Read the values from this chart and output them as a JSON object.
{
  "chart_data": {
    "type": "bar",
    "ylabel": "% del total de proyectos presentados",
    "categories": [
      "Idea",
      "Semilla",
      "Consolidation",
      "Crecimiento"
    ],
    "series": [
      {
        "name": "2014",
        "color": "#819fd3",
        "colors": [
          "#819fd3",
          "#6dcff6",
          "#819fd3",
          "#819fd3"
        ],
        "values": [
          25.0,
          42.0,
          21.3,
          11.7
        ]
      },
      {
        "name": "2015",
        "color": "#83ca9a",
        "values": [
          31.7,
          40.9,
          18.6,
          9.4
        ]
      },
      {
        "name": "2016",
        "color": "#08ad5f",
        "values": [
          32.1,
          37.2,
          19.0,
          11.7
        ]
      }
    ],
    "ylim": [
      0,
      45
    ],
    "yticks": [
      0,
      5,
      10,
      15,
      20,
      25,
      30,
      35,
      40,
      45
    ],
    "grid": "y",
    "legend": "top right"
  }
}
┄┄┄┄┄┄
Please repeat all the records above exactly as they appear.

■ Solution below ■
Read the values from this chart and output them as a JSON object.
{
  "chart_data": {
    "type": "bar",
    "ylabel": "% del total de proyectos presentados",
    "categories": [
      "Idea",
      "Semilla",
      "Consolidation",
      "Crecimiento"
    ],
    "series": [
      {
        "name": "2014",
        "color": "#819fd3",
        "colors": [
          "#819fd3",
          "#6dcff6",
          "#819fd3",
          "#819fd3"
        ],
        "values": [
          25.0,
          42.0,
          21.3,
          11.7
        ]
      },
      {
        "name": "2015",
        "color": "#83ca9a",
        "values": [
          31.7,
          40.9,
          18.6,
          9.4
        ]
      },
      {
        "name": "2016",
        "color": "#08ad5f",
        "values": [
          32.1,
          37.2,
          19.0,
          11.7
        ]
      }
    ],
    "ylim": [
      0,
      45
    ],
    "yticks": [
      0,
      5,
      10,
      15,
      20,
      25,
      30,
      35,
      40,
      45
    ],
    "grid": "y",
    "legend": "top right"
  }
}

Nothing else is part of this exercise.